*Records shown*:
——
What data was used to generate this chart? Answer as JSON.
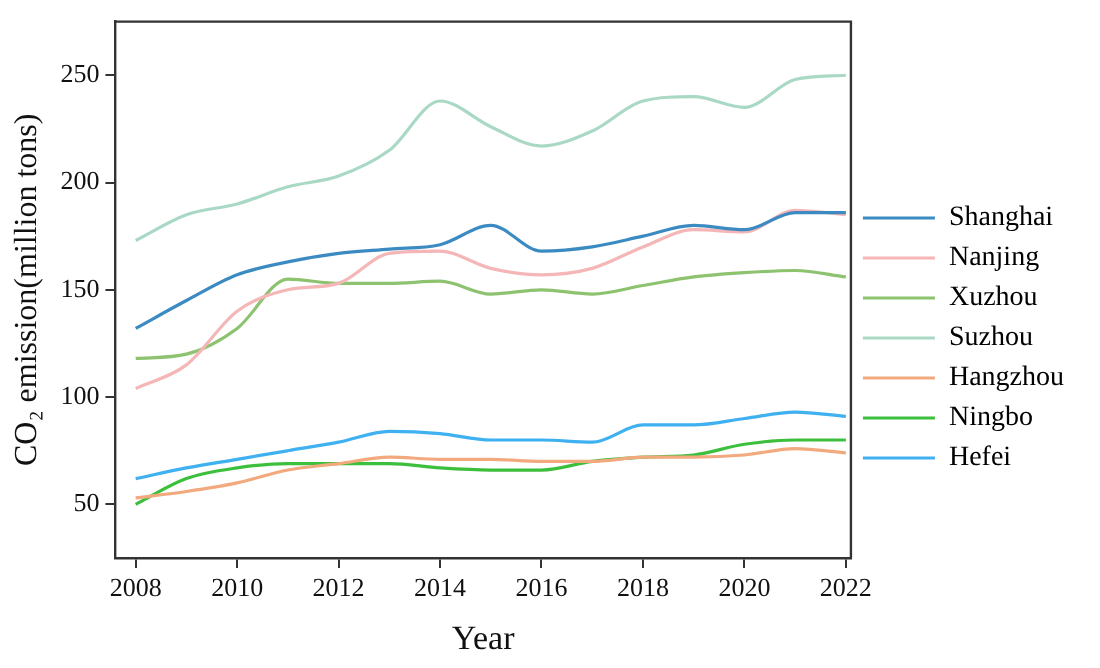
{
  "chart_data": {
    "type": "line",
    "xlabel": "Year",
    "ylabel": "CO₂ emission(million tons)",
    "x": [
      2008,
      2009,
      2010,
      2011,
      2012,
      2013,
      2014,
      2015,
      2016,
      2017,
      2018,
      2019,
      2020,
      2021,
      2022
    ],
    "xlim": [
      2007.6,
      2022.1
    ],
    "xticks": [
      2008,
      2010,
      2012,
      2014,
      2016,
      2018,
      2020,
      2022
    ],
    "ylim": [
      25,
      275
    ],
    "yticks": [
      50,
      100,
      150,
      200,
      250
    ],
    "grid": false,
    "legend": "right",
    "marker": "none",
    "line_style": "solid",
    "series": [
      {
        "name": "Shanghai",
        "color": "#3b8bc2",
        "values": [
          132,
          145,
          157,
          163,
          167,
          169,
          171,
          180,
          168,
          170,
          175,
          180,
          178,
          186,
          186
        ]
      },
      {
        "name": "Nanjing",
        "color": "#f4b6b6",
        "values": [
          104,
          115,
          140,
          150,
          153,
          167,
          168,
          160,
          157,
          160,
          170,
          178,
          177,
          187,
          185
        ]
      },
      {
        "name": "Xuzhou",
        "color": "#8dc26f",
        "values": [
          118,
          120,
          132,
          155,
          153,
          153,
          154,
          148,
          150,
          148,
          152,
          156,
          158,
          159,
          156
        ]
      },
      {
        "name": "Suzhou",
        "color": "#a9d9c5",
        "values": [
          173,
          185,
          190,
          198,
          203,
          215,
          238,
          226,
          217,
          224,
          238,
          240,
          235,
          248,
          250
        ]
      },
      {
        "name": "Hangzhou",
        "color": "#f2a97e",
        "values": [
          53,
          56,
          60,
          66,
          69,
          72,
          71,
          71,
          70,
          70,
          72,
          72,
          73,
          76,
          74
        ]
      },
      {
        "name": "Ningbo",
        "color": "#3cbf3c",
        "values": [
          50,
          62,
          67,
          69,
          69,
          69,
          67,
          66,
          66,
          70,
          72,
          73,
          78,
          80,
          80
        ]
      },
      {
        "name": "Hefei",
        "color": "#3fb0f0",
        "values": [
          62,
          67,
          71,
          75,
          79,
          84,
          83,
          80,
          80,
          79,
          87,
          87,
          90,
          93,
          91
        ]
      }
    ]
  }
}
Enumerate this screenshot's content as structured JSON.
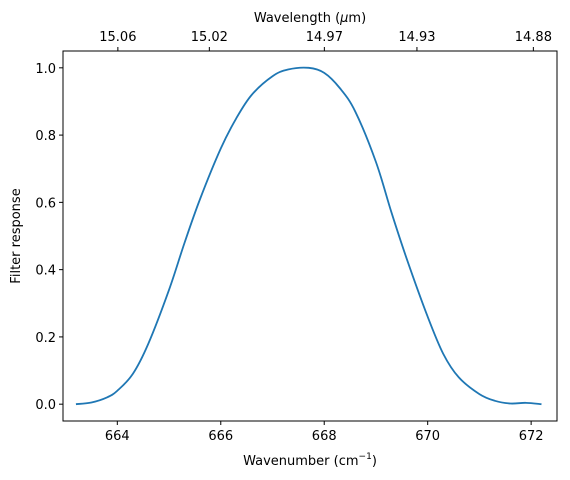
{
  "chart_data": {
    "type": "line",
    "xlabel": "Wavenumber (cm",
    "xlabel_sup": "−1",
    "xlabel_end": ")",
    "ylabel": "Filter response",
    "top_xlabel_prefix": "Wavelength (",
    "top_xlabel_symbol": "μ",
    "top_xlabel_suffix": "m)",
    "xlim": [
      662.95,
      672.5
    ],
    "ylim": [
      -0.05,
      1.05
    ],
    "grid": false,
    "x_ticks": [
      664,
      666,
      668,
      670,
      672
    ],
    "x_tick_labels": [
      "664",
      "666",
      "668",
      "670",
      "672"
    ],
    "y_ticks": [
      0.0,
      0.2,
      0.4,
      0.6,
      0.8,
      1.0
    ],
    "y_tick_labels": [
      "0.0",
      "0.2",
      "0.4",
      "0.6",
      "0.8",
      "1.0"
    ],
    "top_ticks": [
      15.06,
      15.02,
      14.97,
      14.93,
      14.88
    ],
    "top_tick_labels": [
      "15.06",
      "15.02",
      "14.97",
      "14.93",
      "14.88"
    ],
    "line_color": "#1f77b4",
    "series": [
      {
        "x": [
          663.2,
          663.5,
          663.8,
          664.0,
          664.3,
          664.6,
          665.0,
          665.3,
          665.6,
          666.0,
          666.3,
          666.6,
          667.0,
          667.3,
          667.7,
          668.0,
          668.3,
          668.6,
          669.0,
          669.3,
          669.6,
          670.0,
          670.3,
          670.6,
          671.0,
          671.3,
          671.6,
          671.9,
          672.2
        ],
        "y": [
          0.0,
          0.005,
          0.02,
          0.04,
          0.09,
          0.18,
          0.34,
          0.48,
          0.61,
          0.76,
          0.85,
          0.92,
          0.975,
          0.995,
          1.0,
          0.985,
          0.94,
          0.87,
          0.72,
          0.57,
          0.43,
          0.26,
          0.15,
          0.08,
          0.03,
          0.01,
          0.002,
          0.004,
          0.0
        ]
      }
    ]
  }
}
——
Output verbatim the lines beginning at the line with "Enumerate this screenshot's" and ending at the last line of the material above, inclusive. Do not carry over any pictures.

*Answer for this exercise*:
Enumerate this screenshot's content as structured JSON.
{
  "chart_data": {
    "type": "line",
    "xlabel": "Wavenumber (cm",
    "xlabel_sup": "−1",
    "xlabel_end": ")",
    "ylabel": "Filter response",
    "top_xlabel_prefix": "Wavelength (",
    "top_xlabel_symbol": "μ",
    "top_xlabel_suffix": "m)",
    "xlim": [
      662.95,
      672.5
    ],
    "ylim": [
      -0.05,
      1.05
    ],
    "grid": false,
    "x_ticks": [
      664,
      666,
      668,
      670,
      672
    ],
    "x_tick_labels": [
      "664",
      "666",
      "668",
      "670",
      "672"
    ],
    "y_ticks": [
      0.0,
      0.2,
      0.4,
      0.6,
      0.8,
      1.0
    ],
    "y_tick_labels": [
      "0.0",
      "0.2",
      "0.4",
      "0.6",
      "0.8",
      "1.0"
    ],
    "top_ticks": [
      15.06,
      15.02,
      14.97,
      14.93,
      14.88
    ],
    "top_tick_labels": [
      "15.06",
      "15.02",
      "14.97",
      "14.93",
      "14.88"
    ],
    "line_color": "#1f77b4",
    "series": [
      {
        "x": [
          663.2,
          663.5,
          663.8,
          664.0,
          664.3,
          664.6,
          665.0,
          665.3,
          665.6,
          666.0,
          666.3,
          666.6,
          667.0,
          667.3,
          667.7,
          668.0,
          668.3,
          668.6,
          669.0,
          669.3,
          669.6,
          670.0,
          670.3,
          670.6,
          671.0,
          671.3,
          671.6,
          671.9,
          672.2
        ],
        "y": [
          0.0,
          0.005,
          0.02,
          0.04,
          0.09,
          0.18,
          0.34,
          0.48,
          0.61,
          0.76,
          0.85,
          0.92,
          0.975,
          0.995,
          1.0,
          0.985,
          0.94,
          0.87,
          0.72,
          0.57,
          0.43,
          0.26,
          0.15,
          0.08,
          0.03,
          0.01,
          0.002,
          0.004,
          0.0
        ]
      }
    ]
  }
}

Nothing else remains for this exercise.